Stored data entries
────────────────────

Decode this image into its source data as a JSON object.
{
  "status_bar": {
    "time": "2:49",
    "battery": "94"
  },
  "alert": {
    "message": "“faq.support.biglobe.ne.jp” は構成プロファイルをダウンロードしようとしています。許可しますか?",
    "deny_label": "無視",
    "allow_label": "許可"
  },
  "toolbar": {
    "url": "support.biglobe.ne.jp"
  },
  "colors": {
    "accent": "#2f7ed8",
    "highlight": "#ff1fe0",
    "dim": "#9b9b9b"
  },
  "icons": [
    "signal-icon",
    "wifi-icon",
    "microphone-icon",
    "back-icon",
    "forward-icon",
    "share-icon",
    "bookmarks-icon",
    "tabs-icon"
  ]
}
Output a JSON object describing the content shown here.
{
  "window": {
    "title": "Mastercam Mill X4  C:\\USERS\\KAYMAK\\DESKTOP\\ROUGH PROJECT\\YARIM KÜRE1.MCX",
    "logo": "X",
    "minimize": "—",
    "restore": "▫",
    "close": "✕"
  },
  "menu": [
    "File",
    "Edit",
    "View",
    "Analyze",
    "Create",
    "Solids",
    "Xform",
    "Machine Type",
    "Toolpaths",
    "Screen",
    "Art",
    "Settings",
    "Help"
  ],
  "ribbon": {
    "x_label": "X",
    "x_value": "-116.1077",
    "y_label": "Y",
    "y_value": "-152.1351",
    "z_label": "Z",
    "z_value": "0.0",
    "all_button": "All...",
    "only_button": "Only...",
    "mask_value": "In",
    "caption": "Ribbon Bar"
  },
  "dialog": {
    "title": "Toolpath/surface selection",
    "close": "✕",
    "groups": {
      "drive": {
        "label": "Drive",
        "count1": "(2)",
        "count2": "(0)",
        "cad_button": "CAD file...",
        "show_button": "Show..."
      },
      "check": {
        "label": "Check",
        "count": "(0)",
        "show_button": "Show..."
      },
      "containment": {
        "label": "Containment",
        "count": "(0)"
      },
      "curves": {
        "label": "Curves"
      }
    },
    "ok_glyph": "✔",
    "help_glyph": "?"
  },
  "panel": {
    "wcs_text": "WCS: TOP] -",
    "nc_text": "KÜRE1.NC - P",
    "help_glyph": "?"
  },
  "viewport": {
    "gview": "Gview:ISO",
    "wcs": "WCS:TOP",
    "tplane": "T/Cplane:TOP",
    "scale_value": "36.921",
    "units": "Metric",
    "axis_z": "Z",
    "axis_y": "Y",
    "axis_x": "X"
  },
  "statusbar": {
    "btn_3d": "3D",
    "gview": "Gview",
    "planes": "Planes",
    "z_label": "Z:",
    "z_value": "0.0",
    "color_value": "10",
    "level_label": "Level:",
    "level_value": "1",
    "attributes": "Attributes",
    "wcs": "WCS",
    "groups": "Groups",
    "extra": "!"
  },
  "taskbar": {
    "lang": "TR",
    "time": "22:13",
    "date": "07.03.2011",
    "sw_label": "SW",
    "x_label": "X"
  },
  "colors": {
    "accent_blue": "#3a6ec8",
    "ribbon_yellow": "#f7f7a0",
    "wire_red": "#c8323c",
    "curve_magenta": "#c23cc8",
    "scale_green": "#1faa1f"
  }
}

────────────────────

What is needed |
Lines that include the word "biglobe" are to be extracted from the data above.

Exercise answer |
    "message": "“faq.support.biglobe.ne.jp” は構成プロファイルをダウンロードしようとしています。許可しますか?",
    "url": "support.biglobe.ne.jp"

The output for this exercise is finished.